| Aim of the exercise |
Give the records back in full, exactly as they read.

| Input material |
——————

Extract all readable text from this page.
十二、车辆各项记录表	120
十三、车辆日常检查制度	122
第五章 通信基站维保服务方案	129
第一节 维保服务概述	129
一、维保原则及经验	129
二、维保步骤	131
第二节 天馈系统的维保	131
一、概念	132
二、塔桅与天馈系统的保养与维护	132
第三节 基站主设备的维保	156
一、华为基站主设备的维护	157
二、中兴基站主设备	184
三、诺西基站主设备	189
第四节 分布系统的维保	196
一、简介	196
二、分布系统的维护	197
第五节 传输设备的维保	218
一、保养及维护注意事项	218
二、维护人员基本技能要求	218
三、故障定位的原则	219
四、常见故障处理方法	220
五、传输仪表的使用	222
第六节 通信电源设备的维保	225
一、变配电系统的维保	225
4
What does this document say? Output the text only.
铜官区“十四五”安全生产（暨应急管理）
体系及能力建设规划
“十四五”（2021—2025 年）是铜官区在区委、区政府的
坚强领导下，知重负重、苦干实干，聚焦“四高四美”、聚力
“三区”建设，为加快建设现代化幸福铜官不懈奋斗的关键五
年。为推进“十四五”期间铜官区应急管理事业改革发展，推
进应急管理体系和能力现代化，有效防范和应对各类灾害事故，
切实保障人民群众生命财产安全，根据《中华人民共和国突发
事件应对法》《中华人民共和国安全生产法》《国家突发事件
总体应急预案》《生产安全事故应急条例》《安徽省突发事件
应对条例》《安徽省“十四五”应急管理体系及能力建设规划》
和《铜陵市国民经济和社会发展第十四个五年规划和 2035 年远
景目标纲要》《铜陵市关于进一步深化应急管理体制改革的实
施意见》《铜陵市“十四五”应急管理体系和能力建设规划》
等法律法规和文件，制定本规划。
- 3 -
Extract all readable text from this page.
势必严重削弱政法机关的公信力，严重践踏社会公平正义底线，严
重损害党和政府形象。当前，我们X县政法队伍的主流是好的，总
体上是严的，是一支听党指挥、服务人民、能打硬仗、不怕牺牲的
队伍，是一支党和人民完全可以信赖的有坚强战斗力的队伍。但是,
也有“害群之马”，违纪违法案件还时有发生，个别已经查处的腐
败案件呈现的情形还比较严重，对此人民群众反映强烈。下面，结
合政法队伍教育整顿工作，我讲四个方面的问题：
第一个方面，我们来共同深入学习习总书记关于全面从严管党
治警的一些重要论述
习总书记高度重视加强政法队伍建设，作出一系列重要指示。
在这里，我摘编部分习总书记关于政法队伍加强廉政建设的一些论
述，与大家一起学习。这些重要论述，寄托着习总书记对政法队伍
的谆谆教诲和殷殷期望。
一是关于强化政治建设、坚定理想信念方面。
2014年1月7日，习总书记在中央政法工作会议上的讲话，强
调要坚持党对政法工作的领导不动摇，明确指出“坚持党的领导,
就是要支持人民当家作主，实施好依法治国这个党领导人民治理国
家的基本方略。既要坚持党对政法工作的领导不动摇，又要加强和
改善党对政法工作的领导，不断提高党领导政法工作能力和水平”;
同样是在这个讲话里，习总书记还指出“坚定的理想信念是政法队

——————

| Result |
Extract all readable text from this page.
十二、车辆各项记录表	120
十三、车辆日常检查制度	122
第五章 通信基站维保服务方案	129
第一节 维保服务概述	129
一、维保原则及经验	129
二、维保步骤	131
第二节 天馈系统的维保	131
一、概念	132
二、塔桅与天馈系统的保养与维护	132
第三节 基站主设备的维保	156
一、华为基站主设备的维护	157
二、中兴基站主设备	184
三、诺西基站主设备	189
第四节 分布系统的维保	196
一、简介	196
二、分布系统的维护	197
第五节 传输设备的维保	218
一、保养及维护注意事项	218
二、维护人员基本技能要求	218
三、故障定位的原则	219
四、常见故障处理方法	220
五、传输仪表的使用	222
第六节 通信电源设备的维保	225
一、变配电系统的维保	225
4
What does this document say? Output the text only.
铜官区“十四五”安全生产（暨应急管理）
体系及能力建设规划
“十四五”（2021—2025 年）是铜官区在区委、区政府的
坚强领导下，知重负重、苦干实干，聚焦“四高四美”、聚力
“三区”建设，为加快建设现代化幸福铜官不懈奋斗的关键五
年。为推进“十四五”期间铜官区应急管理事业改革发展，推
进应急管理体系和能力现代化，有效防范和应对各类灾害事故，
切实保障人民群众生命财产安全，根据《中华人民共和国突发
事件应对法》《中华人民共和国安全生产法》《国家突发事件
总体应急预案》《生产安全事故应急条例》《安徽省突发事件
应对条例》《安徽省“十四五”应急管理体系及能力建设规划》
和《铜陵市国民经济和社会发展第十四个五年规划和 2035 年远
景目标纲要》《铜陵市关于进一步深化应急管理体制改革的实
施意见》《铜陵市“十四五”应急管理体系和能力建设规划》
等法律法规和文件，制定本规划。
- 3 -
Extract all readable text from this page.
势必严重削弱政法机关的公信力，严重践踏社会公平正义底线，严
重损害党和政府形象。当前，我们X县政法队伍的主流是好的，总
体上是严的，是一支听党指挥、服务人民、能打硬仗、不怕牺牲的
队伍，是一支党和人民完全可以信赖的有坚强战斗力的队伍。但是,
也有“害群之马”，违纪违法案件还时有发生，个别已经查处的腐
败案件呈现的情形还比较严重，对此人民群众反映强烈。下面，结
合政法队伍教育整顿工作，我讲四个方面的问题：
第一个方面，我们来共同深入学习习总书记关于全面从严管党
治警的一些重要论述
习总书记高度重视加强政法队伍建设，作出一系列重要指示。
在这里，我摘编部分习总书记关于政法队伍加强廉政建设的一些论
述，与大家一起学习。这些重要论述，寄托着习总书记对政法队伍
的谆谆教诲和殷殷期望。
一是关于强化政治建设、坚定理想信念方面。
2014年1月7日，习总书记在中央政法工作会议上的讲话，强
调要坚持党对政法工作的领导不动摇，明确指出“坚持党的领导,
就是要支持人民当家作主，实施好依法治国这个党领导人民治理国
家的基本方略。既要坚持党对政法工作的领导不动摇，又要加强和
改善党对政法工作的领导，不断提高党领导政法工作能力和水平”;
同样是在这个讲话里，习总书记还指出“坚定的理想信念是政法队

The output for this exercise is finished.